§ Set task
Each line of the listing that contains the word "异位热脱附" is to be copied.

— START Material —

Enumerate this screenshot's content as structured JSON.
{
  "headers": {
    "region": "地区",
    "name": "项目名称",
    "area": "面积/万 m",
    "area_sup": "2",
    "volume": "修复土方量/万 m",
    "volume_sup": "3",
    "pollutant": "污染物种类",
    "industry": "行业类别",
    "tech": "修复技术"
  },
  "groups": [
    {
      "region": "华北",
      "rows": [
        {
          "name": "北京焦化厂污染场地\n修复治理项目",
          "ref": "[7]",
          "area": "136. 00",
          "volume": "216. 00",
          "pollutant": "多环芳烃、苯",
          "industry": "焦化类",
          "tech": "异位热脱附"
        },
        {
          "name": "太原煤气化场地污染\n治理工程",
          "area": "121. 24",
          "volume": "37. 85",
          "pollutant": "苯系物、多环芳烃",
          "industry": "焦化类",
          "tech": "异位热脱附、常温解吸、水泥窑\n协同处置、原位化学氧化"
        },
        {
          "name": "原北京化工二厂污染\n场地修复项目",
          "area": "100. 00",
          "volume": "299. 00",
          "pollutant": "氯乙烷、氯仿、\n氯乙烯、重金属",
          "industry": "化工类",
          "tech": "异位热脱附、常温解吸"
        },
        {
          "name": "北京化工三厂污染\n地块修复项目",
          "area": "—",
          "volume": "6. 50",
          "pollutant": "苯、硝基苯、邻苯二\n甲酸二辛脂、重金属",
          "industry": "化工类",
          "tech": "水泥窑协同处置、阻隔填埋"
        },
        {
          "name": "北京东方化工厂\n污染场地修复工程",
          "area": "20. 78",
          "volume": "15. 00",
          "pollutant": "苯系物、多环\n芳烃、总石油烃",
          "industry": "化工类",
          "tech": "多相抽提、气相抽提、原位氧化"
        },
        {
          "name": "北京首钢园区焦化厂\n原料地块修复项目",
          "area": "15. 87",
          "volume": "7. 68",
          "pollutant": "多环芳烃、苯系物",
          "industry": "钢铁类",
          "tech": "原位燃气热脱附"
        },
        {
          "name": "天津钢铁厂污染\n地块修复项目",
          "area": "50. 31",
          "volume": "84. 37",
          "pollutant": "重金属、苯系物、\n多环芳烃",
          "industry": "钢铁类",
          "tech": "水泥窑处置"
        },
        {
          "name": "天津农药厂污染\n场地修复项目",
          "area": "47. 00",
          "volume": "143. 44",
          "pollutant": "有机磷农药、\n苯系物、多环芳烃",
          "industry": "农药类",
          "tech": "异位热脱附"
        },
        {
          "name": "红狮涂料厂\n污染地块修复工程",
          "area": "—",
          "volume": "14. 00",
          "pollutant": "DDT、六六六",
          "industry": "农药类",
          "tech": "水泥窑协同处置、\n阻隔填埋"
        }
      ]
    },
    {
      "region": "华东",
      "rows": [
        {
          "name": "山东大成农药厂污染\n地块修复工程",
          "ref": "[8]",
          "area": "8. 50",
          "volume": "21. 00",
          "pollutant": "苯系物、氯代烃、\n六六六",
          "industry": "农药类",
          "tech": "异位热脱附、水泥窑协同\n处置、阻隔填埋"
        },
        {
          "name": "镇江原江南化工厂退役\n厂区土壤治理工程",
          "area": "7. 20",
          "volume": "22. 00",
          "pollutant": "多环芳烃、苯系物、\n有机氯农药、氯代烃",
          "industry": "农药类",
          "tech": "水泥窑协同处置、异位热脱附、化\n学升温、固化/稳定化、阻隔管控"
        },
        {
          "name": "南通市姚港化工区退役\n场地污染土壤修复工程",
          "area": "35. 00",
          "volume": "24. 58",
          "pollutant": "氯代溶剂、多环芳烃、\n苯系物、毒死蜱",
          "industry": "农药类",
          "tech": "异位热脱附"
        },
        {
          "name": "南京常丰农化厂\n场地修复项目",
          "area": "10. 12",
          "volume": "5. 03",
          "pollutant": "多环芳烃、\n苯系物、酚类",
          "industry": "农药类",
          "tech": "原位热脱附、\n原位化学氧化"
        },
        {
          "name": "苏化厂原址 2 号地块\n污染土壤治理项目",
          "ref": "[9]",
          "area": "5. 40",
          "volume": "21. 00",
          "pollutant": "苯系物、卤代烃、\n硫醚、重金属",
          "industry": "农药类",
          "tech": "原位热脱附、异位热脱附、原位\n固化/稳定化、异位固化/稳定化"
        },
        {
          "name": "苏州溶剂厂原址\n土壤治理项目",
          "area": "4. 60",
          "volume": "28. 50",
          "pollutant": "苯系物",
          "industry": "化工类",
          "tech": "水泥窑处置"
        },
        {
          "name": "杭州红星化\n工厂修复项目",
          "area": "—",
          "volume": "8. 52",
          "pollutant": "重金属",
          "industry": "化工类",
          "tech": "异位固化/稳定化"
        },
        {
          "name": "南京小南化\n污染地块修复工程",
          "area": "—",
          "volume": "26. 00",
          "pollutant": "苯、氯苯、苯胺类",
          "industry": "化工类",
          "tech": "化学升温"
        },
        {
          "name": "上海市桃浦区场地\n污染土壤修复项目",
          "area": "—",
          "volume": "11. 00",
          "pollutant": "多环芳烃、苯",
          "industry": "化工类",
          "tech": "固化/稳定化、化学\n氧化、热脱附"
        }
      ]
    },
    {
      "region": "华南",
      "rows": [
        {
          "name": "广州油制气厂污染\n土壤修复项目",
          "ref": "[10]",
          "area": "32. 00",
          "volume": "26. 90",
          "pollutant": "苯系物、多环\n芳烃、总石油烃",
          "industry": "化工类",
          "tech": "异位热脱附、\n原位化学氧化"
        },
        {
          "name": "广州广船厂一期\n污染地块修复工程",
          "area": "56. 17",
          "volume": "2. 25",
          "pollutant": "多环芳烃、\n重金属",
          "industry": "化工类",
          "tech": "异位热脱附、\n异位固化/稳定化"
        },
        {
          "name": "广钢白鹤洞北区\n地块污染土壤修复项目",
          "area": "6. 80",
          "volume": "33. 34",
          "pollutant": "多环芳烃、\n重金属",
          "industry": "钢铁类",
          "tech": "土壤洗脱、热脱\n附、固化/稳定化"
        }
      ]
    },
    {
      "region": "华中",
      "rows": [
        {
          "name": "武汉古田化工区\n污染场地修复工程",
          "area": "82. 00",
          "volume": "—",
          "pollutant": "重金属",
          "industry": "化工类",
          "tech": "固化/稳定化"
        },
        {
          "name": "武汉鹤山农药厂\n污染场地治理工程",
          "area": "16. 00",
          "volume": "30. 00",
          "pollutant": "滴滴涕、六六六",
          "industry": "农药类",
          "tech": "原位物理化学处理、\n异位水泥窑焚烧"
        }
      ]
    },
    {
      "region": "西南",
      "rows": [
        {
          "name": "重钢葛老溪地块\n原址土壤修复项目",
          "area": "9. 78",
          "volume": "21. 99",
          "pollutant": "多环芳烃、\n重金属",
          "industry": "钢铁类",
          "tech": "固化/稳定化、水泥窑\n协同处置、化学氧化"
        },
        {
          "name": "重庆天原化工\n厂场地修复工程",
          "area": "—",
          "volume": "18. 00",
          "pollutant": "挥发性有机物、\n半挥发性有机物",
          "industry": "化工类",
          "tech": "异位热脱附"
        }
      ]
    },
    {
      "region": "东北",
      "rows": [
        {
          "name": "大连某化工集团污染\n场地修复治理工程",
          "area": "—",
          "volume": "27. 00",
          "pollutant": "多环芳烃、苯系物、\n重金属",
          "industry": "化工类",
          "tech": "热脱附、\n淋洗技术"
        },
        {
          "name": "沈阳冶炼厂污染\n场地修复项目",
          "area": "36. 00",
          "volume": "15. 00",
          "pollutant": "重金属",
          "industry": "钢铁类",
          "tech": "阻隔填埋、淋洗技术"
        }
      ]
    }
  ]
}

— END Material —

§ Solution for this task
          "tech": "异位热脱附"
          "tech": "异位热脱附、常温解吸、水泥窑\n协同处置、原位化学氧化"
          "tech": "异位热脱附、常温解吸"
          "tech": "异位热脱附"
          "tech": "异位热脱附、水泥窑协同\n处置、阻隔填埋"
          "tech": "水泥窑协同处置、异位热脱附、化\n学升温、固化/稳定化、阻隔管控"
          "tech": "异位热脱附"
          "tech": "原位热脱附、异位热脱附、原位\n固化/稳定化、异位固化/稳定化"
          "tech": "异位热脱附、\n原位化学氧化"
          "tech": "异位热脱附、\n异位固化/稳定化"
          "tech": "异位热脱附"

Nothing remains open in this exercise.